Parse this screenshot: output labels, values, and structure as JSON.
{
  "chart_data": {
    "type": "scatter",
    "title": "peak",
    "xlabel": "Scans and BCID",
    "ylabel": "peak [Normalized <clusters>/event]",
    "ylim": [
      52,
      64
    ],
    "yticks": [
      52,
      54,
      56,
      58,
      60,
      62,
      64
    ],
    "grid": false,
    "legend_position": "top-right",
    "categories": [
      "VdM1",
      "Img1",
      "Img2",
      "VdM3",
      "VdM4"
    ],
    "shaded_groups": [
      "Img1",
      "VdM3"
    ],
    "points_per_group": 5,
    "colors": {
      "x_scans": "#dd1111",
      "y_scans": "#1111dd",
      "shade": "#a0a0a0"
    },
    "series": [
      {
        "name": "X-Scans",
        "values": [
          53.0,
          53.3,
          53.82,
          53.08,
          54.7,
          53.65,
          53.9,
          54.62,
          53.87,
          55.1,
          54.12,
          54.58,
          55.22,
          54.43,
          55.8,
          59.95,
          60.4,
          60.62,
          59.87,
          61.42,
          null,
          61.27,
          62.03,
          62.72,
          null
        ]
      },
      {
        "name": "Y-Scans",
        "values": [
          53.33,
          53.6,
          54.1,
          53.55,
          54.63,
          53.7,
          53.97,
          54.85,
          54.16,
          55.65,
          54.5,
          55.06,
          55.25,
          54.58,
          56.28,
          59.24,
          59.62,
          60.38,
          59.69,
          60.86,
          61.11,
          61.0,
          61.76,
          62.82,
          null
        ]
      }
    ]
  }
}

* * *

§ What you have to do:
Copy out the full listing exactly.

§ Answer to this task:
Parse this screenshot: output labels, values, and structure as JSON.
{
  "chart_data": {
    "type": "scatter",
    "title": "peak",
    "xlabel": "Scans and BCID",
    "ylabel": "peak [Normalized <clusters>/event]",
    "ylim": [
      52,
      64
    ],
    "yticks": [
      52,
      54,
      56,
      58,
      60,
      62,
      64
    ],
    "grid": false,
    "legend_position": "top-right",
    "categories": [
      "VdM1",
      "Img1",
      "Img2",
      "VdM3",
      "VdM4"
    ],
    "shaded_groups": [
      "Img1",
      "VdM3"
    ],
    "points_per_group": 5,
    "colors": {
      "x_scans": "#dd1111",
      "y_scans": "#1111dd",
      "shade": "#a0a0a0"
    },
    "series": [
      {
        "name": "X-Scans",
        "values": [
          53.0,
          53.3,
          53.82,
          53.08,
          54.7,
          53.65,
          53.9,
          54.62,
          53.87,
          55.1,
          54.12,
          54.58,
          55.22,
          54.43,
          55.8,
          59.95,
          60.4,
          60.62,
          59.87,
          61.42,
          null,
          61.27,
          62.03,
          62.72,
          null
        ]
      },
      {
        "name": "Y-Scans",
        "values": [
          53.33,
          53.6,
          54.1,
          53.55,
          54.63,
          53.7,
          53.97,
          54.85,
          54.16,
          55.65,
          54.5,
          55.06,
          55.25,
          54.58,
          56.28,
          59.24,
          59.62,
          60.38,
          59.69,
          60.86,
          61.11,
          61.0,
          61.76,
          62.82,
          null
        ]
      }
    ]
  }
}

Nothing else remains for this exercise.